__Goal__
Reproduce all entries precisely as they are written.

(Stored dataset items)
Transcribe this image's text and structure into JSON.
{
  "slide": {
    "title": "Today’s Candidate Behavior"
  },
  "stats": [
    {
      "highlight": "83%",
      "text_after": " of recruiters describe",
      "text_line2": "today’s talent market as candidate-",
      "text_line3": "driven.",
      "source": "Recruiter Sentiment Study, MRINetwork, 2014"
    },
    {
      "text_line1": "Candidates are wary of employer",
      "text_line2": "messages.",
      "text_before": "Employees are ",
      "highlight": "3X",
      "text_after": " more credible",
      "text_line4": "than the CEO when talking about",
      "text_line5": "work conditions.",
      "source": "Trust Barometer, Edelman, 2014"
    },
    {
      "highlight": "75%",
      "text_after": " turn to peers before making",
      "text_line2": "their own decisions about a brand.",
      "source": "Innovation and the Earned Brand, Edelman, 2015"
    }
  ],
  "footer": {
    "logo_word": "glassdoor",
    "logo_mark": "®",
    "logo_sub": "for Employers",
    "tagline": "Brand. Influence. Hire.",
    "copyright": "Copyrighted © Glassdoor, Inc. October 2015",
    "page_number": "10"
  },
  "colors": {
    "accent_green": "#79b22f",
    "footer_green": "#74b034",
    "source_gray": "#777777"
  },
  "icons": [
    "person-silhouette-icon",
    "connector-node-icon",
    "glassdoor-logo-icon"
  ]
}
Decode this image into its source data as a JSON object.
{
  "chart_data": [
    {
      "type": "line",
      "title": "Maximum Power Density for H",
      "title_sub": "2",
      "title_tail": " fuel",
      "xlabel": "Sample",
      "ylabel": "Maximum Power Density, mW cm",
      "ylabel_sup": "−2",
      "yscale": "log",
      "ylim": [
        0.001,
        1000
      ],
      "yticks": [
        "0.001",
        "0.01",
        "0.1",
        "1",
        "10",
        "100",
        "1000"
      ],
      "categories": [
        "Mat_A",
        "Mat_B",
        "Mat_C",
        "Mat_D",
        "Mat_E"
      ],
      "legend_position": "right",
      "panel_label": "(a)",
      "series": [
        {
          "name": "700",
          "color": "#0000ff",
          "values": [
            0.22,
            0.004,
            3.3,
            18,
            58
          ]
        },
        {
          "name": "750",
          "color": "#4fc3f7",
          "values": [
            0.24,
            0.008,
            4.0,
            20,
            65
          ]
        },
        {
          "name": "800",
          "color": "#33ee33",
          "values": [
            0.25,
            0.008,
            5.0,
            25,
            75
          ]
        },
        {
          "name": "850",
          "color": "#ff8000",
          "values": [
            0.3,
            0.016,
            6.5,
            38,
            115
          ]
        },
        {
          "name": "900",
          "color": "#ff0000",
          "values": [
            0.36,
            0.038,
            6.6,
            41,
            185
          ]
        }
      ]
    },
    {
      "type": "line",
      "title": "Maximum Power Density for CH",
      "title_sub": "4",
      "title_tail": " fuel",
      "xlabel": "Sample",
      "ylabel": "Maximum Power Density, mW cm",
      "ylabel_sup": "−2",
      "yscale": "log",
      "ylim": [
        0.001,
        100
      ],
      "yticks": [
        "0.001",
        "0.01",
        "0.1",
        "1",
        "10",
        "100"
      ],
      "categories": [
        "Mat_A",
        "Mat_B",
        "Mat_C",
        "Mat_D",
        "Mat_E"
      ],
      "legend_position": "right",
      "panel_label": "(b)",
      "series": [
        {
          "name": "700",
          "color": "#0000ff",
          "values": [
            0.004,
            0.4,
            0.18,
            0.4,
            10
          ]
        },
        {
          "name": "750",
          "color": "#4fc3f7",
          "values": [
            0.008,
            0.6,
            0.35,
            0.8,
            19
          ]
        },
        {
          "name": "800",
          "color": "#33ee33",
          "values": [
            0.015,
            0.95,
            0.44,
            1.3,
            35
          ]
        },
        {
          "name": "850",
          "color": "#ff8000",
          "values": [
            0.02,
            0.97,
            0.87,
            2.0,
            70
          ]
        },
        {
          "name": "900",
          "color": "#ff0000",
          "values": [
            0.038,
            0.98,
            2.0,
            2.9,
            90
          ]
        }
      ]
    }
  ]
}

__Solution__
Transcribe this image's text and structure into JSON.
{
  "slide": {
    "title": "Today’s Candidate Behavior"
  },
  "stats": [
    {
      "highlight": "83%",
      "text_after": " of recruiters describe",
      "text_line2": "today’s talent market as candidate-",
      "text_line3": "driven.",
      "source": "Recruiter Sentiment Study, MRINetwork, 2014"
    },
    {
      "text_line1": "Candidates are wary of employer",
      "text_line2": "messages.",
      "text_before": "Employees are ",
      "highlight": "3X",
      "text_after": " more credible",
      "text_line4": "than the CEO when talking about",
      "text_line5": "work conditions.",
      "source": "Trust Barometer, Edelman, 2014"
    },
    {
      "highlight": "75%",
      "text_after": " turn to peers before making",
      "text_line2": "their own decisions about a brand.",
      "source": "Innovation and the Earned Brand, Edelman, 2015"
    }
  ],
  "footer": {
    "logo_word": "glassdoor",
    "logo_mark": "®",
    "logo_sub": "for Employers",
    "tagline": "Brand. Influence. Hire.",
    "copyright": "Copyrighted © Glassdoor, Inc. October 2015",
    "page_number": "10"
  },
  "colors": {
    "accent_green": "#79b22f",
    "footer_green": "#74b034",
    "source_gray": "#777777"
  },
  "icons": [
    "person-silhouette-icon",
    "connector-node-icon",
    "glassdoor-logo-icon"
  ]
}
Decode this image into its source data as a JSON object.
{
  "chart_data": [
    {
      "type": "line",
      "title": "Maximum Power Density for H",
      "title_sub": "2",
      "title_tail": " fuel",
      "xlabel": "Sample",
      "ylabel": "Maximum Power Density, mW cm",
      "ylabel_sup": "−2",
      "yscale": "log",
      "ylim": [
        0.001,
        1000
      ],
      "yticks": [
        "0.001",
        "0.01",
        "0.1",
        "1",
        "10",
        "100",
        "1000"
      ],
      "categories": [
        "Mat_A",
        "Mat_B",
        "Mat_C",
        "Mat_D",
        "Mat_E"
      ],
      "legend_position": "right",
      "panel_label": "(a)",
      "series": [
        {
          "name": "700",
          "color": "#0000ff",
          "values": [
            0.22,
            0.004,
            3.3,
            18,
            58
          ]
        },
        {
          "name": "750",
          "color": "#4fc3f7",
          "values": [
            0.24,
            0.008,
            4.0,
            20,
            65
          ]
        },
        {
          "name": "800",
          "color": "#33ee33",
          "values": [
            0.25,
            0.008,
            5.0,
            25,
            75
          ]
        },
        {
          "name": "850",
          "color": "#ff8000",
          "values": [
            0.3,
            0.016,
            6.5,
            38,
            115
          ]
        },
        {
          "name": "900",
          "color": "#ff0000",
          "values": [
            0.36,
            0.038,
            6.6,
            41,
            185
          ]
        }
      ]
    },
    {
      "type": "line",
      "title": "Maximum Power Density for CH",
      "title_sub": "4",
      "title_tail": " fuel",
      "xlabel": "Sample",
      "ylabel": "Maximum Power Density, mW cm",
      "ylabel_sup": "−2",
      "yscale": "log",
      "ylim": [
        0.001,
        100
      ],
      "yticks": [
        "0.001",
        "0.01",
        "0.1",
        "1",
        "10",
        "100"
      ],
      "categories": [
        "Mat_A",
        "Mat_B",
        "Mat_C",
        "Mat_D",
        "Mat_E"
      ],
      "legend_position": "right",
      "panel_label": "(b)",
      "series": [
        {
          "name": "700",
          "color": "#0000ff",
          "values": [
            0.004,
            0.4,
            0.18,
            0.4,
            10
          ]
        },
        {
          "name": "750",
          "color": "#4fc3f7",
          "values": [
            0.008,
            0.6,
            0.35,
            0.8,
            19
          ]
        },
        {
          "name": "800",
          "color": "#33ee33",
          "values": [
            0.015,
            0.95,
            0.44,
            1.3,
            35
          ]
        },
        {
          "name": "850",
          "color": "#ff8000",
          "values": [
            0.02,
            0.97,
            0.87,
            2.0,
            70
          ]
        },
        {
          "name": "900",
          "color": "#ff0000",
          "values": [
            0.038,
            0.98,
            2.0,
            2.9,
            90
          ]
        }
      ]
    }
  ]
}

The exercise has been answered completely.